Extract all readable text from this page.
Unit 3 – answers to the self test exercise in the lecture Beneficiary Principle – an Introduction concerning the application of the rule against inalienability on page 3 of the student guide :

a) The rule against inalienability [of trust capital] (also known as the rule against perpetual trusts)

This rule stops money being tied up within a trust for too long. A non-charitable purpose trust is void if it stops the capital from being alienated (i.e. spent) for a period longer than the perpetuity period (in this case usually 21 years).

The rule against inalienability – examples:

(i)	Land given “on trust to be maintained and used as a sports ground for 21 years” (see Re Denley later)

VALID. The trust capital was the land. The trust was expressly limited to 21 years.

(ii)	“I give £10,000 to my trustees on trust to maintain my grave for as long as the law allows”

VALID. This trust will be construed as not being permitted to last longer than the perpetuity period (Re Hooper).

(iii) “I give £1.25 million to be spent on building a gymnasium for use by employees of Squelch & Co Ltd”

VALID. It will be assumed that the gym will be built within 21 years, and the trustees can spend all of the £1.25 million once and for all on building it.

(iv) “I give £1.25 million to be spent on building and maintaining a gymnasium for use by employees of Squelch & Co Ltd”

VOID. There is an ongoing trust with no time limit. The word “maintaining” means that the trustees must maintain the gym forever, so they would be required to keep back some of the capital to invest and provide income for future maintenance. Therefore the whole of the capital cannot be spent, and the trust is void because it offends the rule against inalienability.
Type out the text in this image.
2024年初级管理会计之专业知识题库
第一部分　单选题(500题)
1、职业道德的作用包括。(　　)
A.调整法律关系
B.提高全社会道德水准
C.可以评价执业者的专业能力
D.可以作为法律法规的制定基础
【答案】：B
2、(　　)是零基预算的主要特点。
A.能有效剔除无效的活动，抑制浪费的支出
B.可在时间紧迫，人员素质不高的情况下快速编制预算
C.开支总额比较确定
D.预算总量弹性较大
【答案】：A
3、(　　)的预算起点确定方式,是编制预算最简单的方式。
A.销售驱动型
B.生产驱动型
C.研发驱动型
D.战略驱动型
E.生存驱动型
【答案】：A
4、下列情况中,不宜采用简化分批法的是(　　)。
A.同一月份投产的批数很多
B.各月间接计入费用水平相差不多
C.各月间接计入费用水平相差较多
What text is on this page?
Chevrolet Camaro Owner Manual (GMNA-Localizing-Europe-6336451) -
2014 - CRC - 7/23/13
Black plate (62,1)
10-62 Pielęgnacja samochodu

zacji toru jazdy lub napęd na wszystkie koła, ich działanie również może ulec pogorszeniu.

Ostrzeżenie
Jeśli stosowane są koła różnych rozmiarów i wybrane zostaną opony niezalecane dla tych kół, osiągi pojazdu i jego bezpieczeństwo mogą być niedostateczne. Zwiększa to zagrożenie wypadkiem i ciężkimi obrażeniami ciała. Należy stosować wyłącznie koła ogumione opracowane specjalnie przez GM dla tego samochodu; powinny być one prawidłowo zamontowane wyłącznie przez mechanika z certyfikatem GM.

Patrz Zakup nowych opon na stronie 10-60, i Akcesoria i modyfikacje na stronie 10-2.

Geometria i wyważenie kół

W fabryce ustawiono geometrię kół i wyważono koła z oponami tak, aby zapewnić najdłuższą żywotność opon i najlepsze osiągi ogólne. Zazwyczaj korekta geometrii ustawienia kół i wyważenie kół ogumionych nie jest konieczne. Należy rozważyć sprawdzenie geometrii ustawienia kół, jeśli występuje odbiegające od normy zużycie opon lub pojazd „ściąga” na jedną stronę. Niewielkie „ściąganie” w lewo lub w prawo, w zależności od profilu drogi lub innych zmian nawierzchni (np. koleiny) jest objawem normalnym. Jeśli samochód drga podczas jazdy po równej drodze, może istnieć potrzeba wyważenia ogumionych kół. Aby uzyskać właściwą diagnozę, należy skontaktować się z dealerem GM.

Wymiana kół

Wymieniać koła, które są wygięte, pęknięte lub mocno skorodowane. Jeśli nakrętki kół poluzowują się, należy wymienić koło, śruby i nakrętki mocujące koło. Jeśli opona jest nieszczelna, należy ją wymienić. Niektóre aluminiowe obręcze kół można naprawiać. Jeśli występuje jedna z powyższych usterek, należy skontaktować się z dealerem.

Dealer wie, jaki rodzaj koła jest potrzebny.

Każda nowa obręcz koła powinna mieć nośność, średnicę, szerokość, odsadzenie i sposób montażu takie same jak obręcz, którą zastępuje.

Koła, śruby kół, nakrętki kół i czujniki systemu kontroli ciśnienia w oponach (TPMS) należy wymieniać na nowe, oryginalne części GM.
────────────────────────────────────────
Your instructions. Produce an exact copy of the whole listing.

Solution.
Extract all readable text from this page.
Unit 3 – answers to the self test exercise in the lecture Beneficiary Principle – an Introduction concerning the application of the rule against inalienability on page 3 of the student guide :

a) The rule against inalienability [of trust capital] (also known as the rule against perpetual trusts)

This rule stops money being tied up within a trust for too long. A non-charitable purpose trust is void if it stops the capital from being alienated (i.e. spent) for a period longer than the perpetuity period (in this case usually 21 years).

The rule against inalienability – examples:

(i)	Land given “on trust to be maintained and used as a sports ground for 21 years” (see Re Denley later)

VALID. The trust capital was the land. The trust was expressly limited to 21 years.

(ii)	“I give £10,000 to my trustees on trust to maintain my grave for as long as the law allows”

VALID. This trust will be construed as not being permitted to last longer than the perpetuity period (Re Hooper).

(iii) “I give £1.25 million to be spent on building a gymnasium for use by employees of Squelch & Co Ltd”

VALID. It will be assumed that the gym will be built within 21 years, and the trustees can spend all of the £1.25 million once and for all on building it.

(iv) “I give £1.25 million to be spent on building and maintaining a gymnasium for use by employees of Squelch & Co Ltd”

VOID. There is an ongoing trust with no time limit. The word “maintaining” means that the trustees must maintain the gym forever, so they would be required to keep back some of the capital to invest and provide income for future maintenance. Therefore the whole of the capital cannot be spent, and the trust is void because it offends the rule against inalienability.
Type out the text in this image.
2024年初级管理会计之专业知识题库
第一部分　单选题(500题)
1、职业道德的作用包括。(　　)
A.调整法律关系
B.提高全社会道德水准
C.可以评价执业者的专业能力
D.可以作为法律法规的制定基础
【答案】：B
2、(　　)是零基预算的主要特点。
A.能有效剔除无效的活动，抑制浪费的支出
B.可在时间紧迫，人员素质不高的情况下快速编制预算
C.开支总额比较确定
D.预算总量弹性较大
【答案】：A
3、(　　)的预算起点确定方式,是编制预算最简单的方式。
A.销售驱动型
B.生产驱动型
C.研发驱动型
D.战略驱动型
E.生存驱动型
【答案】：A
4、下列情况中,不宜采用简化分批法的是(　　)。
A.同一月份投产的批数很多
B.各月间接计入费用水平相差不多
C.各月间接计入费用水平相差较多
What text is on this page?
Chevrolet Camaro Owner Manual (GMNA-Localizing-Europe-6336451) -
2014 - CRC - 7/23/13
Black plate (62,1)
10-62 Pielęgnacja samochodu

zacji toru jazdy lub napęd na wszystkie koła, ich działanie również może ulec pogorszeniu.

Ostrzeżenie
Jeśli stosowane są koła różnych rozmiarów i wybrane zostaną opony niezalecane dla tych kół, osiągi pojazdu i jego bezpieczeństwo mogą być niedostateczne. Zwiększa to zagrożenie wypadkiem i ciężkimi obrażeniami ciała. Należy stosować wyłącznie koła ogumione opracowane specjalnie przez GM dla tego samochodu; powinny być one prawidłowo zamontowane wyłącznie przez mechanika z certyfikatem GM.

Patrz Zakup nowych opon na stronie 10-60, i Akcesoria i modyfikacje na stronie 10-2.

Geometria i wyważenie kół

W fabryce ustawiono geometrię kół i wyważono koła z oponami tak, aby zapewnić najdłuższą żywotność opon i najlepsze osiągi ogólne. Zazwyczaj korekta geometrii ustawienia kół i wyważenie kół ogumionych nie jest konieczne. Należy rozważyć sprawdzenie geometrii ustawienia kół, jeśli występuje odbiegające od normy zużycie opon lub pojazd „ściąga” na jedną stronę. Niewielkie „ściąganie” w lewo lub w prawo, w zależności od profilu drogi lub innych zmian nawierzchni (np. koleiny) jest objawem normalnym. Jeśli samochód drga podczas jazdy po równej drodze, może istnieć potrzeba wyważenia ogumionych kół. Aby uzyskać właściwą diagnozę, należy skontaktować się z dealerem GM.

Wymiana kół

Wymieniać koła, które są wygięte, pęknięte lub mocno skorodowane. Jeśli nakrętki kół poluzowują się, należy wymienić koło, śruby i nakrętki mocujące koło. Jeśli opona jest nieszczelna, należy ją wymienić. Niektóre aluminiowe obręcze kół można naprawiać. Jeśli występuje jedna z powyższych usterek, należy skontaktować się z dealerem.

Dealer wie, jaki rodzaj koła jest potrzebny.

Każda nowa obręcz koła powinna mieć nośność, średnicę, szerokość, odsadzenie i sposób montażu takie same jak obręcz, którą zastępuje.

Koła, śruby kół, nakrętki kół i czujniki systemu kontroli ciśnienia w oponach (TPMS) należy wymieniać na nowe, oryginalne części GM.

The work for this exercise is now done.